## What needs to be done
Copy out the items below verbatim, starting at the line with "trunk-line bbox=[269, 604, 447, 624]" and ending with the line with "under-rear-right-mount bbox=[611, 499, 641, 563]", both included.

## START Extracted data

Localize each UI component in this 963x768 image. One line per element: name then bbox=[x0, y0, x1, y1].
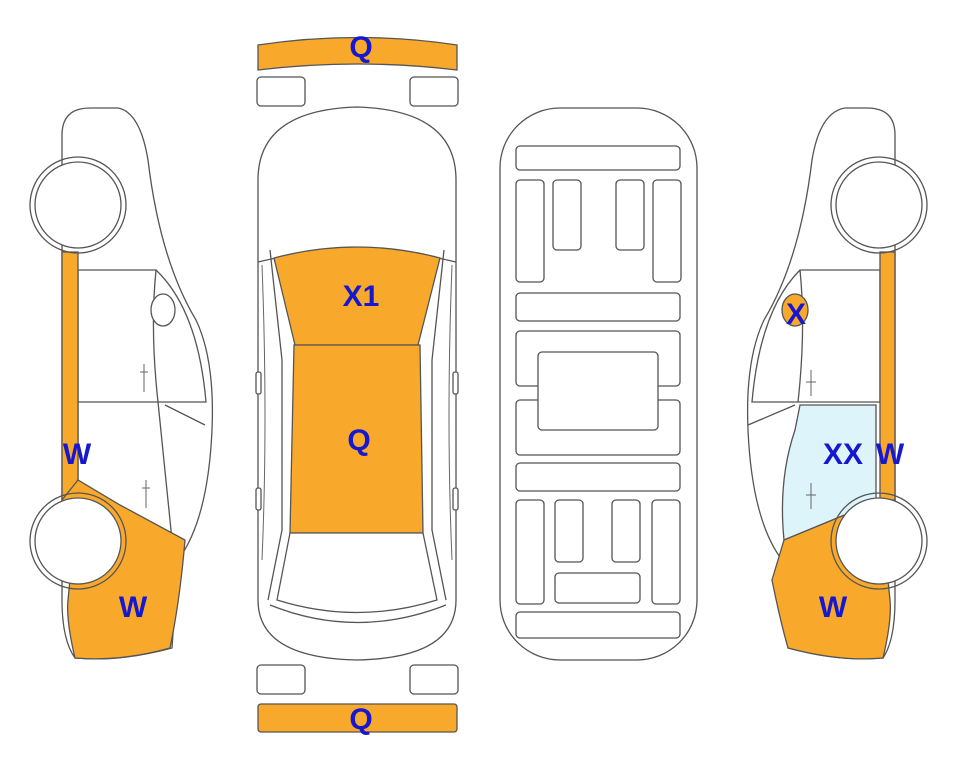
trunk-line bbox=[269, 604, 447, 624]
left-window-frame bbox=[77, 269, 207, 403]
under-center-pan bbox=[537, 351, 659, 431]
left-pillar-line bbox=[164, 404, 206, 426]
label-right-rear-quarter: W bbox=[819, 591, 848, 624]
left-front-wheel bbox=[34, 161, 122, 249]
left-rear-wheel bbox=[34, 497, 122, 585]
car-underside-view bbox=[499, 107, 698, 661]
front-right-light bbox=[409, 76, 459, 107]
rear-right-light bbox=[409, 664, 459, 695]
left-handle-1 bbox=[140, 364, 148, 392]
rear-bumper-panel[interactable] bbox=[257, 703, 458, 733]
under-rear-right-rail bbox=[651, 499, 681, 605]
under-crossmember-1 bbox=[515, 292, 681, 322]
under-crossmember-2 bbox=[515, 462, 681, 492]
left-mirror bbox=[150, 293, 176, 327]
right-front-wheel-inner bbox=[830, 156, 928, 254]
left-rear-door-line bbox=[157, 401, 173, 541]
label-windshield: X1 bbox=[343, 280, 380, 313]
right-window-split bbox=[797, 269, 804, 403]
label-front-bumper: Q bbox=[349, 31, 372, 64]
label-right-window: XX bbox=[823, 438, 863, 471]
under-front-right-mount bbox=[615, 179, 645, 251]
right-handle-1 bbox=[806, 370, 816, 396]
right-mirror-panel[interactable] bbox=[781, 293, 809, 327]
left-rear-wheel-inner bbox=[29, 492, 127, 590]
under-front-left-mount bbox=[552, 179, 582, 251]
car-top-view bbox=[255, 36, 459, 733]
right-rear-wheel-inner bbox=[830, 492, 928, 590]
right-mirror-top bbox=[452, 371, 459, 395]
under-rear-bar bbox=[515, 611, 681, 639]
under-front-left-rail bbox=[515, 179, 545, 283]
under-rear-left-rail bbox=[515, 499, 545, 605]
left-handle-2 bbox=[142, 480, 150, 508]
front-bumper-panel[interactable] bbox=[257, 36, 458, 71]
under-front-right-rail bbox=[652, 179, 682, 283]
left-side-band bbox=[267, 249, 283, 601]
under-rear-right-mount bbox=[611, 499, 641, 563]
label-rear-bumper: Q bbox=[349, 703, 372, 736]
right-pillar-line bbox=[747, 404, 796, 426]
label-left-side: W bbox=[63, 438, 92, 471]
label-right-mirror: X bbox=[786, 298, 806, 331]
left-window-split bbox=[152, 269, 159, 403]
label-right-side: W bbox=[876, 438, 905, 471]
windshield-panel[interactable] bbox=[273, 246, 441, 346]
rear-window bbox=[276, 532, 438, 614]
right-door-crease bbox=[448, 264, 453, 561]
car-right-side-view bbox=[746, 107, 928, 660]
car-left-side-view bbox=[29, 107, 214, 660]
front-left-light bbox=[256, 76, 306, 107]
under-rear-left-mount bbox=[554, 499, 584, 563]
under-rear-tank bbox=[554, 572, 641, 604]
right-handle-top bbox=[452, 487, 459, 511]
label-roof: Q bbox=[347, 424, 370, 457]
left-front-wheel-inner bbox=[29, 156, 127, 254]
rear-left-light bbox=[256, 664, 306, 695]
right-front-wheel bbox=[835, 161, 923, 249]
damage-labels: Q X1 Q Q W W X XX W W bbox=[63, 31, 905, 736]
right-side-band bbox=[431, 249, 447, 601]
left-door-crease bbox=[261, 264, 266, 561]
left-mirror-top bbox=[255, 371, 262, 395]
under-front-bar bbox=[515, 145, 681, 171]
label-left-rear-quarter: W bbox=[119, 591, 148, 624]
left-handle-top bbox=[255, 487, 262, 511]
right-handle-2 bbox=[806, 483, 816, 509]
right-window-frame bbox=[751, 269, 881, 403]
right-rear-wheel bbox=[835, 497, 923, 585]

## END Extracted data

## Task response
trunk-line bbox=[269, 604, 447, 624]
left-window-frame bbox=[77, 269, 207, 403]
under-center-pan bbox=[537, 351, 659, 431]
left-pillar-line bbox=[164, 404, 206, 426]
label-right-rear-quarter: W bbox=[819, 591, 848, 624]
left-front-wheel bbox=[34, 161, 122, 249]
left-rear-wheel bbox=[34, 497, 122, 585]
car-underside-view bbox=[499, 107, 698, 661]
front-right-light bbox=[409, 76, 459, 107]
rear-right-light bbox=[409, 664, 459, 695]
left-handle-1 bbox=[140, 364, 148, 392]
rear-bumper-panel[interactable] bbox=[257, 703, 458, 733]
under-rear-right-rail bbox=[651, 499, 681, 605]
under-crossmember-1 bbox=[515, 292, 681, 322]
under-crossmember-2 bbox=[515, 462, 681, 492]
left-mirror bbox=[150, 293, 176, 327]
right-front-wheel-inner bbox=[830, 156, 928, 254]
left-rear-door-line bbox=[157, 401, 173, 541]
label-windshield: X1 bbox=[343, 280, 380, 313]
right-window-split bbox=[797, 269, 804, 403]
label-front-bumper: Q bbox=[349, 31, 372, 64]
label-right-window: XX bbox=[823, 438, 863, 471]
under-front-right-mount bbox=[615, 179, 645, 251]
right-handle-1 bbox=[806, 370, 816, 396]
right-mirror-panel[interactable] bbox=[781, 293, 809, 327]
left-rear-wheel-inner bbox=[29, 492, 127, 590]
under-front-left-mount bbox=[552, 179, 582, 251]
car-top-view bbox=[255, 36, 459, 733]
right-rear-wheel-inner bbox=[830, 492, 928, 590]
right-mirror-top bbox=[452, 371, 459, 395]
under-rear-bar bbox=[515, 611, 681, 639]
under-front-left-rail bbox=[515, 179, 545, 283]
under-rear-left-rail bbox=[515, 499, 545, 605]
left-handle-2 bbox=[142, 480, 150, 508]
front-bumper-panel[interactable] bbox=[257, 36, 458, 71]
under-front-right-rail bbox=[652, 179, 682, 283]
left-side-band bbox=[267, 249, 283, 601]
under-rear-right-mount bbox=[611, 499, 641, 563]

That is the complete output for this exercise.